— Begin —

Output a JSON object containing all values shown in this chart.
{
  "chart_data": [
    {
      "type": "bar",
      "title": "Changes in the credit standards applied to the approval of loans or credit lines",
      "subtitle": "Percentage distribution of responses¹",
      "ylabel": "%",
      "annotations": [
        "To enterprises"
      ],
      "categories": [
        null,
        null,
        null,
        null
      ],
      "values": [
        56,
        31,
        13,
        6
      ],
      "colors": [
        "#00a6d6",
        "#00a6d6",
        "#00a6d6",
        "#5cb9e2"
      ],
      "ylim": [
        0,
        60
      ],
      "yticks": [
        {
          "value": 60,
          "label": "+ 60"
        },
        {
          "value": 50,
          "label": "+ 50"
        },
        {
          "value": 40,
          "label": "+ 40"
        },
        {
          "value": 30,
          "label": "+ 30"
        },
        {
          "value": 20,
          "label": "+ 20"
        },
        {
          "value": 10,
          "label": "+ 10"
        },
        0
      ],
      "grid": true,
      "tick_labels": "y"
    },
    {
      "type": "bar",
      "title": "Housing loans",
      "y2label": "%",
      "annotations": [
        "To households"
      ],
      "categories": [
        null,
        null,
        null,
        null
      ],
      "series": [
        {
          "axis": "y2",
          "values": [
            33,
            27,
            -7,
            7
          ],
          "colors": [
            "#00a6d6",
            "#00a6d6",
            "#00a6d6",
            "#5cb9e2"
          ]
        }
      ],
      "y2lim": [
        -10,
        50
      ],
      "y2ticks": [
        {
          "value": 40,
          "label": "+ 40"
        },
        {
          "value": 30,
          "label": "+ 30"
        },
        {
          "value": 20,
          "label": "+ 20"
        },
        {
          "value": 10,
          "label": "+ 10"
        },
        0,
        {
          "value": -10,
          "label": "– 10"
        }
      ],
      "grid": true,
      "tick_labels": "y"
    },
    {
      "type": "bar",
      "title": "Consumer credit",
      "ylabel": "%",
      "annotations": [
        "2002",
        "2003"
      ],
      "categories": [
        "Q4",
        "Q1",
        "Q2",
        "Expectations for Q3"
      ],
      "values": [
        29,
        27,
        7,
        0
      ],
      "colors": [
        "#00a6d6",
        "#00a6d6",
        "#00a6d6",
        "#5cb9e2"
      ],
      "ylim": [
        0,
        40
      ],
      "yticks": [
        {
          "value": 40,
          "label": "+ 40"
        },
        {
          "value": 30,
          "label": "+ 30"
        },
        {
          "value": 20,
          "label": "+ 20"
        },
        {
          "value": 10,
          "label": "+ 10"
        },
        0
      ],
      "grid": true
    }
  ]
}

— End —

▶ PROBLEM REQUIREMENTS:
Return the listing above word for word.

▶ TASK RESULT:
Output a JSON object containing all values shown in this chart.
{
  "chart_data": [
    {
      "type": "bar",
      "title": "Changes in the credit standards applied to the approval of loans or credit lines",
      "subtitle": "Percentage distribution of responses¹",
      "ylabel": "%",
      "annotations": [
        "To enterprises"
      ],
      "categories": [
        null,
        null,
        null,
        null
      ],
      "values": [
        56,
        31,
        13,
        6
      ],
      "colors": [
        "#00a6d6",
        "#00a6d6",
        "#00a6d6",
        "#5cb9e2"
      ],
      "ylim": [
        0,
        60
      ],
      "yticks": [
        {
          "value": 60,
          "label": "+ 60"
        },
        {
          "value": 50,
          "label": "+ 50"
        },
        {
          "value": 40,
          "label": "+ 40"
        },
        {
          "value": 30,
          "label": "+ 30"
        },
        {
          "value": 20,
          "label": "+ 20"
        },
        {
          "value": 10,
          "label": "+ 10"
        },
        0
      ],
      "grid": true,
      "tick_labels": "y"
    },
    {
      "type": "bar",
      "title": "Housing loans",
      "y2label": "%",
      "annotations": [
        "To households"
      ],
      "categories": [
        null,
        null,
        null,
        null
      ],
      "series": [
        {
          "axis": "y2",
          "values": [
            33,
            27,
            -7,
            7
          ],
          "colors": [
            "#00a6d6",
            "#00a6d6",
            "#00a6d6",
            "#5cb9e2"
          ]
        }
      ],
      "y2lim": [
        -10,
        50
      ],
      "y2ticks": [
        {
          "value": 40,
          "label": "+ 40"
        },
        {
          "value": 30,
          "label": "+ 30"
        },
        {
          "value": 20,
          "label": "+ 20"
        },
        {
          "value": 10,
          "label": "+ 10"
        },
        0,
        {
          "value": -10,
          "label": "– 10"
        }
      ],
      "grid": true,
      "tick_labels": "y"
    },
    {
      "type": "bar",
      "title": "Consumer credit",
      "ylabel": "%",
      "annotations": [
        "2002",
        "2003"
      ],
      "categories": [
        "Q4",
        "Q1",
        "Q2",
        "Expectations for Q3"
      ],
      "values": [
        29,
        27,
        7,
        0
      ],
      "colors": [
        "#00a6d6",
        "#00a6d6",
        "#00a6d6",
        "#5cb9e2"
      ],
      "ylim": [
        0,
        40
      ],
      "yticks": [
        {
          "value": 40,
          "label": "+ 40"
        },
        {
          "value": 30,
          "label": "+ 30"
        },
        {
          "value": 20,
          "label": "+ 20"
        },
        {
          "value": 10,
          "label": "+ 10"
        },
        0
      ],
      "grid": true
    }
  ]
}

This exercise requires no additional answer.